> THE PROBLEM
Pictures do not belong in your copy. Repeat all the other data exactly.

> MATERIAL FOR THIS TASK
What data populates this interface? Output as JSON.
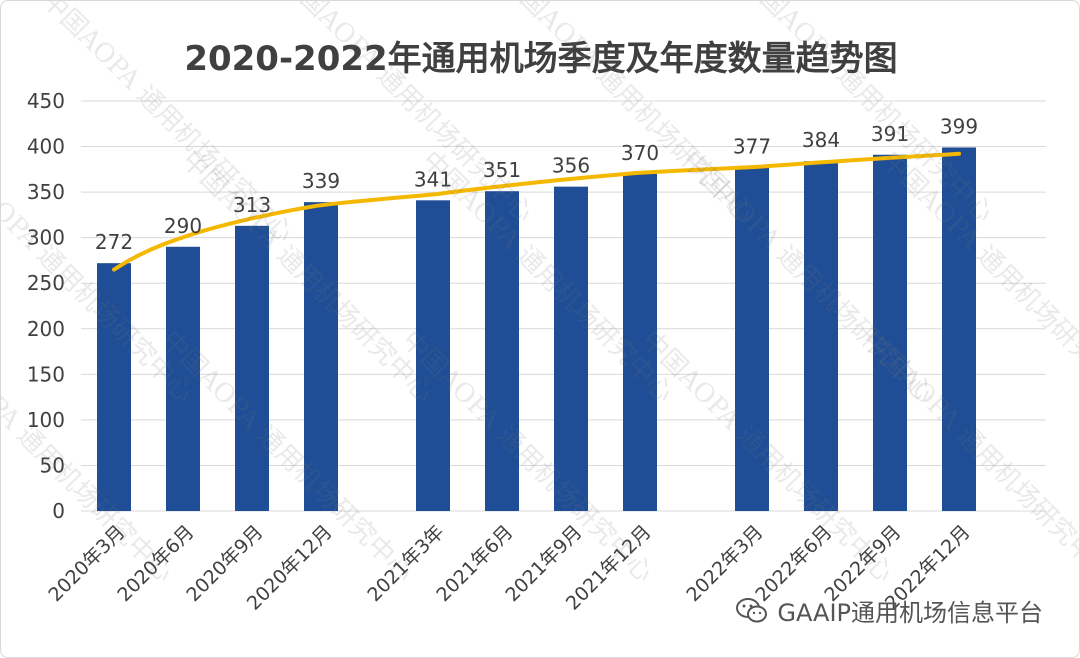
{
  "chart_data": {
    "type": "bar",
    "title": "2020-2022年通用机场季度及年度数量趋势图",
    "categories": [
      "2020年3月",
      "2020年6月",
      "2020年9月",
      "2020年12月",
      "2021年3年",
      "2021年6月",
      "2021年9月",
      "2021年12月",
      "2022年3月",
      "2022年6月",
      "2022年9月",
      "2022年12月"
    ],
    "groups": [
      [
        0,
        1,
        2,
        3
      ],
      [
        4,
        5,
        6,
        7
      ],
      [
        8,
        9,
        10,
        11
      ]
    ],
    "values": [
      272,
      290,
      313,
      339,
      341,
      351,
      356,
      370,
      377,
      384,
      391,
      399
    ],
    "data_labels": [
      "272",
      "290",
      "313",
      "339",
      "341",
      "351",
      "356",
      "370",
      "377",
      "384",
      "391",
      "399"
    ],
    "ylim": [
      0,
      450
    ],
    "yticks": [
      0,
      50,
      100,
      150,
      200,
      250,
      300,
      350,
      400,
      450
    ],
    "ytick_labels": [
      "0",
      "50",
      "100",
      "150",
      "200",
      "250",
      "300",
      "350",
      "400",
      "450"
    ],
    "xlabel": "",
    "ylabel": "",
    "grid": true,
    "legend": "none",
    "bar_color": "#1f4e96",
    "trendline": {
      "type": "logarithmic",
      "color": "#f5b800",
      "start_value": 265,
      "end_value": 392
    }
  },
  "watermark": {
    "text": "中国AOPA 通用机场研究中心"
  },
  "footer": {
    "icon": "wechat-icon",
    "text": "GAAIP通用机场信息平台"
  }
}
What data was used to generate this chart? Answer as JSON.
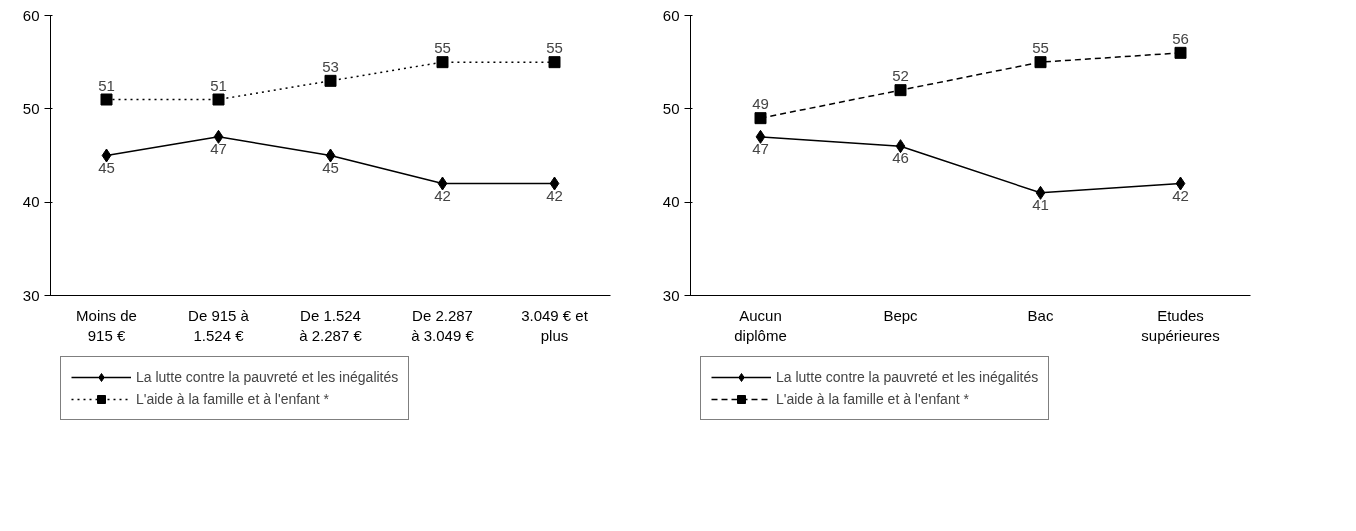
{
  "chart_data": [
    {
      "type": "line",
      "categories": [
        "Moins de\n915 €",
        "De 915 à\n1.524 €",
        "De 1.524\nà 2.287 €",
        "De 2.287\nà 3.049 €",
        "3.049 € et\nplus"
      ],
      "series": [
        {
          "name": "La lutte contre la pauvreté et les inégalités",
          "color": "#000000",
          "values": [
            45,
            47,
            45,
            42,
            42
          ],
          "marker": "diamond",
          "line_style": "solid"
        },
        {
          "name": "L'aide à la famille et à l'enfant *",
          "color": "#000000",
          "values": [
            51,
            51,
            53,
            55,
            55
          ],
          "marker": "square",
          "line_style": "dotted"
        }
      ],
      "ylim": [
        30,
        60
      ],
      "yticks": [
        30,
        40,
        50,
        60
      ],
      "grid": false,
      "legend": "bottom",
      "data_labels": true
    },
    {
      "type": "line",
      "categories": [
        "Aucun\ndiplôme",
        "Bepc",
        "Bac",
        "Etudes\nsupérieures"
      ],
      "series": [
        {
          "name": "La lutte contre la pauvreté et les inégalités",
          "color": "#000000",
          "values": [
            47,
            46,
            41,
            42
          ],
          "marker": "diamond",
          "line_style": "solid"
        },
        {
          "name": "L'aide à la famille et à l'enfant *",
          "color": "#000000",
          "values": [
            49,
            52,
            55,
            56
          ],
          "marker": "square",
          "line_style": "dashed"
        }
      ],
      "ylim": [
        30,
        60
      ],
      "yticks": [
        30,
        40,
        50,
        60
      ],
      "grid": false,
      "legend": "bottom",
      "data_labels": true
    }
  ]
}
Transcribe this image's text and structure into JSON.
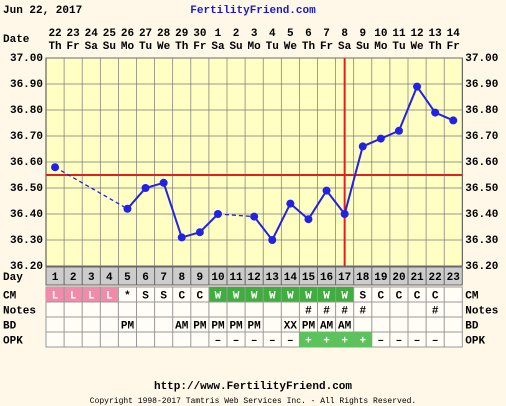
{
  "chart_data": {
    "type": "line",
    "date": "Jun 22, 2017",
    "title": "FertilityFriend.com",
    "date_label": "Date",
    "x_label": "Day",
    "dates": [
      "22",
      "23",
      "24",
      "25",
      "26",
      "27",
      "28",
      "29",
      "30",
      "1",
      "2",
      "3",
      "4",
      "5",
      "6",
      "7",
      "8",
      "9",
      "10",
      "11",
      "12",
      "13",
      "14"
    ],
    "weekdays": [
      "Th",
      "Fr",
      "Sa",
      "Su",
      "Mo",
      "Tu",
      "We",
      "Th",
      "Fr",
      "Sa",
      "Su",
      "Mo",
      "Tu",
      "We",
      "Th",
      "Fr",
      "Sa",
      "Su",
      "Mo",
      "Tu",
      "We",
      "Th",
      "Fr"
    ],
    "categories": [
      "1",
      "2",
      "3",
      "4",
      "5",
      "6",
      "7",
      "8",
      "9",
      "10",
      "11",
      "12",
      "13",
      "14",
      "15",
      "16",
      "17",
      "18",
      "19",
      "20",
      "21",
      "22",
      "23"
    ],
    "values": [
      36.58,
      null,
      null,
      null,
      36.42,
      36.5,
      36.52,
      36.31,
      36.33,
      36.4,
      null,
      36.39,
      36.3,
      36.44,
      36.38,
      36.49,
      36.4,
      36.66,
      36.69,
      36.72,
      36.89,
      36.79,
      36.76
    ],
    "color": "#2222e6",
    "ylim": [
      36.2,
      37.0
    ],
    "yticks": [
      {
        "value": 36.2,
        "label": "36.20"
      },
      {
        "value": 36.3,
        "label": "36.30"
      },
      {
        "value": 36.4,
        "label": "36.40"
      },
      {
        "value": 36.5,
        "label": "36.50"
      },
      {
        "value": 36.6,
        "label": "36.60"
      },
      {
        "value": 36.7,
        "label": "36.70"
      },
      {
        "value": 36.8,
        "label": "36.80"
      },
      {
        "value": 36.9,
        "label": "36.90"
      },
      {
        "value": 37.0,
        "label": "37.00"
      }
    ],
    "grid": true,
    "coverline": 36.55,
    "coverline_color": "#e02020",
    "ovulation_day": "17",
    "rows": [
      {
        "label": "CM",
        "cells": [
          "L",
          "L",
          "L",
          "L",
          "*",
          "S",
          "S",
          "C",
          "C",
          "W",
          "W",
          "W",
          "W",
          "W",
          "W",
          "W",
          "W",
          "S",
          "C",
          "C",
          "C",
          "C",
          null
        ],
        "cell_colors": [
          "#f08caa",
          "#f08caa",
          "#f08caa",
          "#f08caa",
          null,
          null,
          null,
          null,
          null,
          "#3fae3f",
          "#3fae3f",
          "#3fae3f",
          "#3fae3f",
          "#3fae3f",
          "#3fae3f",
          "#3fae3f",
          "#3fae3f",
          null,
          null,
          null,
          null,
          null,
          null
        ]
      },
      {
        "label": "Notes",
        "cells": [
          null,
          null,
          null,
          null,
          null,
          null,
          null,
          null,
          null,
          null,
          null,
          null,
          null,
          null,
          "#",
          "#",
          "#",
          "#",
          null,
          null,
          null,
          "#",
          null
        ]
      },
      {
        "label": "BD",
        "cells": [
          null,
          null,
          null,
          null,
          "PM",
          null,
          null,
          "AM",
          "PM",
          "PM",
          "PM",
          "PM",
          null,
          "XX",
          "PM",
          "AM",
          "AM",
          null,
          null,
          null,
          null,
          null,
          null
        ]
      },
      {
        "label": "OPK",
        "cells": [
          null,
          null,
          null,
          null,
          null,
          null,
          null,
          null,
          null,
          "–",
          "–",
          "–",
          "–",
          "–",
          "+",
          "+",
          "+",
          "+",
          "–",
          "–",
          "–",
          "–",
          null
        ],
        "cell_colors": [
          null,
          null,
          null,
          null,
          null,
          null,
          null,
          null,
          null,
          null,
          null,
          null,
          null,
          null,
          "#5cc25c",
          "#5cc25c",
          "#5cc25c",
          "#5cc25c",
          null,
          null,
          null,
          null,
          null
        ]
      }
    ],
    "footer_url": "http://www.FertilityFriend.com",
    "copyright": "Copyright 1998-2017 Tamtris Web Services Inc. - All Rights Reserved."
  }
}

> WORKED SOLUTION
What data populates this interface? Output as JSON.
{
  "chart_data": {
    "type": "bar",
    "title": "2020-2022年通用机场季度及年度数量趋势图",
    "categories": [
      "2020年3月",
      "2020年6月",
      "2020年9月",
      "2020年12月",
      "2021年3年",
      "2021年6月",
      "2021年9月",
      "2021年12月",
      "2022年3月",
      "2022年6月",
      "2022年9月",
      "2022年12月"
    ],
    "groups": [
      [
        0,
        1,
        2,
        3
      ],
      [
        4,
        5,
        6,
        7
      ],
      [
        8,
        9,
        10,
        11
      ]
    ],
    "values": [
      272,
      290,
      313,
      339,
      341,
      351,
      356,
      370,
      377,
      384,
      391,
      399
    ],
    "data_labels": [
      "272",
      "290",
      "313",
      "339",
      "341",
      "351",
      "356",
      "370",
      "377",
      "384",
      "391",
      "399"
    ],
    "ylim": [
      0,
      450
    ],
    "yticks": [
      0,
      50,
      100,
      150,
      200,
      250,
      300,
      350,
      400,
      450
    ],
    "ytick_labels": [
      "0",
      "50",
      "100",
      "150",
      "200",
      "250",
      "300",
      "350",
      "400",
      "450"
    ],
    "xlabel": "",
    "ylabel": "",
    "grid": true,
    "legend": "none",
    "bar_color": "#1f4e96",
    "trendline": {
      "type": "logarithmic",
      "color": "#f5b800",
      "start_value": 265,
      "end_value": 392
    }
  },
  "watermark": {
    "text": "中国AOPA 通用机场研究中心"
  },
  "footer": {
    "icon": "wechat-icon",
    "text": "GAAIP通用机场信息平台"
  }
}
What data was used to generate this chart? Answer as JSON.
{
  "chart_data": [
    {
      "type": "line",
      "categories": [
        "Moins de\n915 €",
        "De 915 à\n1.524 €",
        "De 1.524\nà 2.287 €",
        "De 2.287\nà 3.049 €",
        "3.049 € et\nplus"
      ],
      "series": [
        {
          "name": "La lutte contre la pauvreté et les inégalités",
          "color": "#000000",
          "values": [
            45,
            47,
            45,
            42,
            42
          ],
          "marker": "diamond",
          "line_style": "solid"
        },
        {
          "name": "L'aide à la famille et à l'enfant *",
          "color": "#000000",
          "values": [
            51,
            51,
            53,
            55,
            55
          ],
          "marker": "square",
          "line_style": "dotted"
        }
      ],
      "ylim": [
        30,
        60
      ],
      "yticks": [
        30,
        40,
        50,
        60
      ],
      "grid": false,
      "legend": "bottom",
      "data_labels": true
    },
    {
      "type": "line",
      "categories": [
        "Aucun\ndiplôme",
        "Bepc",
        "Bac",
        "Etudes\nsupérieures"
      ],
      "series": [
        {
          "name": "La lutte contre la pauvreté et les inégalités",
          "color": "#000000",
          "values": [
            47,
            46,
            41,
            42
          ],
          "marker": "diamond",
          "line_style": "solid"
        },
        {
          "name": "L'aide à la famille et à l'enfant *",
          "color": "#000000",
          "values": [
            49,
            52,
            55,
            56
          ],
          "marker": "square",
          "line_style": "dashed"
        }
      ],
      "ylim": [
        30,
        60
      ],
      "yticks": [
        30,
        40,
        50,
        60
      ],
      "grid": false,
      "legend": "bottom",
      "data_labels": true
    }
  ]
}
Transcribe this image's text and structure into JSON.
{
  "chart_data": {
    "type": "line",
    "date": "Jun 22, 2017",
    "title": "FertilityFriend.com",
    "date_label": "Date",
    "x_label": "Day",
    "dates": [
      "22",
      "23",
      "24",
      "25",
      "26",
      "27",
      "28",
      "29",
      "30",
      "1",
      "2",
      "3",
      "4",
      "5",
      "6",
      "7",
      "8",
      "9",
      "10",
      "11",
      "12",
      "13",
      "14"
    ],
    "weekdays": [
      "Th",
      "Fr",
      "Sa",
      "Su",
      "Mo",
      "Tu",
      "We",
      "Th",
      "Fr",
      "Sa",
      "Su",
      "Mo",
      "Tu",
      "We",
      "Th",
      "Fr",
      "Sa",
      "Su",
      "Mo",
      "Tu",
      "We",
      "Th",
      "Fr"
    ],
    "categories": [
      "1",
      "2",
      "3",
      "4",
      "5",
      "6",
      "7",
      "8",
      "9",
      "10",
      "11",
      "12",
      "13",
      "14",
      "15",
      "16",
      "17",
      "18",
      "19",
      "20",
      "21",
      "22",
      "23"
    ],
    "values": [
      36.58,
      null,
      null,
      null,
      36.42,
      36.5,
      36.52,
      36.31,
      36.33,
      36.4,
      null,
      36.39,
      36.3,
      36.44,
      36.38,
      36.49,
      36.4,
      36.66,
      36.69,
      36.72,
      36.89,
      36.79,
      36.76
    ],
    "color": "#2222e6",
    "ylim": [
      36.2,
      37.0
    ],
    "yticks": [
      {
        "value": 36.2,
        "label": "36.20"
      },
      {
        "value": 36.3,
        "label": "36.30"
      },
      {
        "value": 36.4,
        "label": "36.40"
      },
      {
        "value": 36.5,
        "label": "36.50"
      },
      {
        "value": 36.6,
        "label": "36.60"
      },
      {
        "value": 36.7,
        "label": "36.70"
      },
      {
        "value": 36.8,
        "label": "36.80"
      },
      {
        "value": 36.9,
        "label": "36.90"
      },
      {
        "value": 37.0,
        "label": "37.00"
      }
    ],
    "grid": true,
    "coverline": 36.55,
    "coverline_color": "#e02020",
    "ovulation_day": "17",
    "rows": [
      {
        "label": "CM",
        "cells": [
          "L",
          "L",
          "L",
          "L",
          "*",
          "S",
          "S",
          "C",
          "C",
          "W",
          "W",
          "W",
          "W",
          "W",
          "W",
          "W",
          "W",
          "S",
          "C",
          "C",
          "C",
          "C",
          null
        ],
        "cell_colors": [
          "#f08caa",
          "#f08caa",
          "#f08caa",
          "#f08caa",
          null,
          null,
          null,
          null,
          null,
          "#3fae3f",
          "#3fae3f",
          "#3fae3f",
          "#3fae3f",
          "#3fae3f",
          "#3fae3f",
          "#3fae3f",
          "#3fae3f",
          null,
          null,
          null,
          null,
          null,
          null
        ]
      },
      {
        "label": "Notes",
        "cells": [
          null,
          null,
          null,
          null,
          null,
          null,
          null,
          null,
          null,
          null,
          null,
          null,
          null,
          null,
          "#",
          "#",
          "#",
          "#",
          null,
          null,
          null,
          "#",
          null
        ]
      },
      {
        "label": "BD",
        "cells": [
          null,
          null,
          null,
          null,
          "PM",
          null,
          null,
          "AM",
          "PM",
          "PM",
          "PM",
          "PM",
          null,
          "XX",
          "PM",
          "AM",
          "AM",
          null,
          null,
          null,
          null,
          null,
          null
        ]
      },
      {
        "label": "OPK",
        "cells": [
          null,
          null,
          null,
          null,
          null,
          null,
          null,
          null,
          null,
          "–",
          "–",
          "–",
          "–",
          "–",
          "+",
          "+",
          "+",
          "+",
          "–",
          "–",
          "–",
          "–",
          null
        ],
        "cell_colors": [
          null,
          null,
          null,
          null,
          null,
          null,
          null,
          null,
          null,
          null,
          null,
          null,
          null,
          null,
          "#5cc25c",
          "#5cc25c",
          "#5cc25c",
          "#5cc25c",
          null,
          null,
          null,
          null,
          null
        ]
      }
    ],
    "footer_url": "http://www.FertilityFriend.com",
    "copyright": "Copyright 1998-2017 Tamtris Web Services Inc. - All Rights Reserved."
  }
}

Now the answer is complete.